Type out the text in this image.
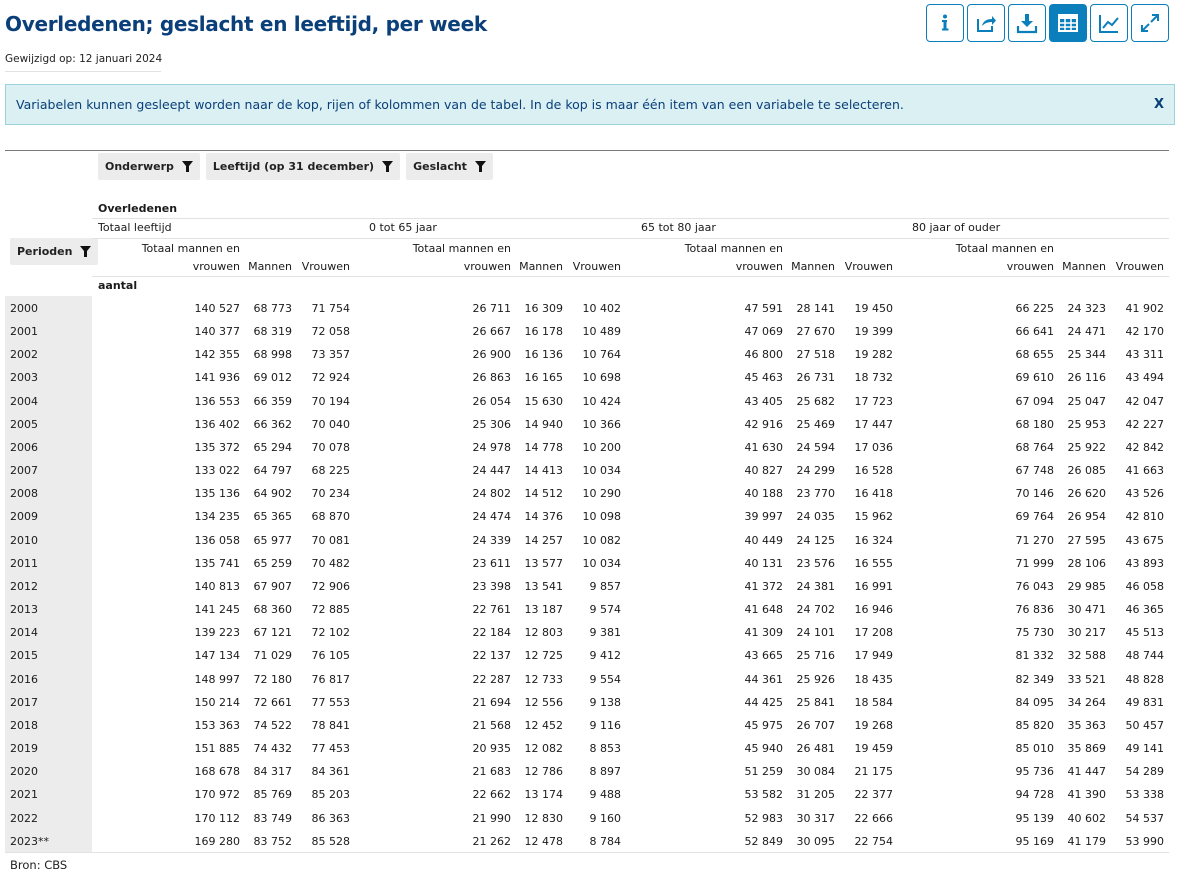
Overledenen; geslacht en leeftijd, per week
Gewijzigd op: 12 januari 2024
Variabelen kunnen gesleept worden naar de kop, rijen of kolommen van de tabel. In de kop is maar één item van een variabele te selecteren.	X
Onderwerp	Leeftijd (op 31 december)	Geslacht
Perioden
Overledenen
Totaal leeftijd	0 tot 65 jaar	65 tot 80 jaar	80 jaar of ouder
Totaal mannen en
vrouwen Mannen Vrouwen
Totaal mannen en
vrouwen Mannen Vrouwen
Totaal mannen en
vrouwen Mannen Vrouwen
Totaal mannen en
vrouwen Mannen Vrouwen
aantal
2000	140 527	68 773	71 754	26 711	16 309	10 402	47 591	28 141	19 450	66 225	24 323	41 902
2001	140 377	68 319	72 058	26 667	16 178	10 489	47 069	27 670	19 399	66 641	24 471	42 170
2002	142 355	68 998	73 357	26 900	16 136	10 764	46 800	27 518	19 282	68 655	25 344	43 311
2003	141 936	69 012	72 924	26 863	16 165	10 698	45 463	26 731	18 732	69 610	26 116	43 494
2004	136 553	66 359	70 194	26 054	15 630	10 424	43 405	25 682	17 723	67 094	25 047	42 047
2005	136 402	66 362	70 040	25 306	14 940	10 366	42 916	25 469	17 447	68 180	25 953	42 227
2006	135 372	65 294	70 078	24 978	14 778	10 200	41 630	24 594	17 036	68 764	25 922	42 842
2007	133 022	64 797	68 225	24 447	14 413	10 034	40 827	24 299	16 528	67 748	26 085	41 663
2008	135 136	64 902	70 234	24 802	14 512	10 290	40 188	23 770	16 418	70 146	26 620	43 526
2009	134 235	65 365	68 870	24 474	14 376	10 098	39 997	24 035	15 962	69 764	26 954	42 810
2010	136 058	65 977	70 081	24 339	14 257	10 082	40 449	24 125	16 324	71 270	27 595	43 675
2011	135 741	65 259	70 482	23 611	13 577	10 034	40 131	23 576	16 555	71 999	28 106	43 893
2012	140 813	67 907	72 906	23 398	13 541	9 857	41 372	24 381	16 991	76 043	29 985	46 058
2013	141 245	68 360	72 885	22 761	13 187	9 574	41 648	24 702	16 946	76 836	30 471	46 365
2014	139 223	67 121	72 102	22 184	12 803	9 381	41 309	24 101	17 208	75 730	30 217	45 513
2015	147 134	71 029	76 105	22 137	12 725	9 412	43 665	25 716	17 949	81 332	32 588	48 744
2016	148 997	72 180	76 817	22 287	12 733	9 554	44 361	25 926	18 435	82 349	33 521	48 828
2017	150 214	72 661	77 553	21 694	12 556	9 138	44 425	25 841	18 584	84 095	34 264	49 831
2018	153 363	74 522	78 841	21 568	12 452	9 116	45 975	26 707	19 268	85 820	35 363	50 457
2019	151 885	74 432	77 453	20 935	12 082	8 853	45 940	26 481	19 459	85 010	35 869	49 141
2020	168 678	84 317	84 361	21 683	12 786	8 897	51 259	30 084	21 175	95 736	41 447	54 289
2021	170 972	85 769	85 203	22 662	13 174	9 488	53 582	31 205	22 377	94 728	41 390	53 338
2022	170 112	83 749	86 363	21 990	12 830	9 160	52 983	30 317	22 666	95 139	40 602	54 537
2023**	169 280	83 752	85 528	21 262	12 478	8 784	52 849	30 095	22 754	95 169	41 179	53 990
Bron: CBS
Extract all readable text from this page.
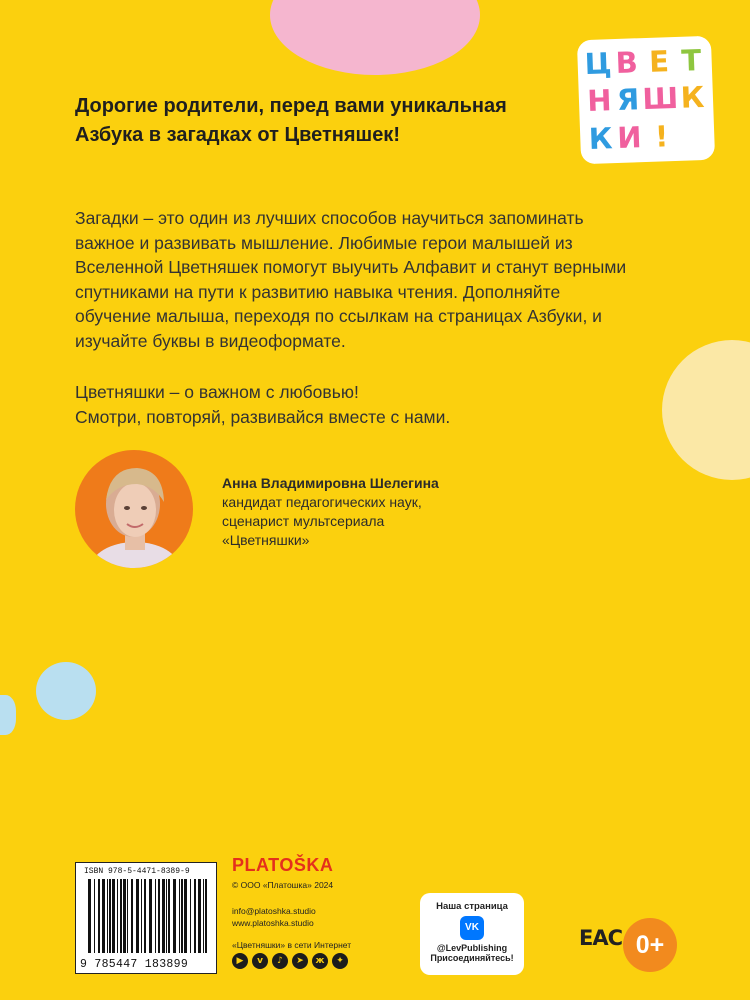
Ц В Е Т
Н Я Ш К
К И !

Дорогие родители, перед вами уникальная Азбука в загадках от Цветняшек!

Загадки – это один из лучших способов научиться запоминать важное и развивать мышление. Любимые герои малышей из Вселенной Цветняшек помогут выучить Алфавит и станут верными спутниками на пути к развитию навыка чтения. Дополняйте обучение малыша, переходя по ссылкам на страницах Азбуки, и изучайте буквы в видеоформате.

Цветняшки – о важном с любовью!
Смотри, повторяй, развивайся вместе с нами.

Анна Владимировна Шелегина
кандидат педагогических наук,
сценарист мультсериала
«Цветняшки»

ISBN 978-5-4471-8389-9
9 785447 183899
PLATOŠKA
© ООО «Платошка» 2024
info@platoshka.studio
www.platoshka.studio
«Цветняшки» в сети Интернет
▶	v	♪	➤	ж	✦
Наша страница
VK
@LevPublishing
Присоединяйтесь!
ЕАС 0+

================================

▶ Aim
Leave the pictures out. Extract exactly the lines running from the one with "Extract all readable text from this page." through the last entry, both ends included.

▶ Solution for this exercise
Extract all readable text from this page.
Ц В Е Т
Н Я Ш К
К И !

Дорогие родители, перед вами уникальная Азбука в загадках от Цветняшек!

Загадки – это один из лучших способов научиться запоминать важное и развивать мышление. Любимые герои малышей из Вселенной Цветняшек помогут выучить Алфавит и станут верными спутниками на пути к развитию навыка чтения. Дополняйте обучение малыша, переходя по ссылкам на страницах Азбуки, и изучайте буквы в видеоформате.

Цветняшки – о важном с любовью!
Смотри, повторяй, развивайся вместе с нами.

Анна Владимировна Шелегина
кандидат педагогических наук,
сценарист мультсериала
«Цветняшки»

ISBN 978-5-4471-8389-9
9 785447 183899
PLATOŠKA
© ООО «Платошка» 2024
info@platoshka.studio
www.platoshka.studio
«Цветняшки» в сети Интернет
▶	v	♪	➤	ж	✦
Наша страница
VK
@LevPublishing
Присоединяйтесь!
ЕАС 0+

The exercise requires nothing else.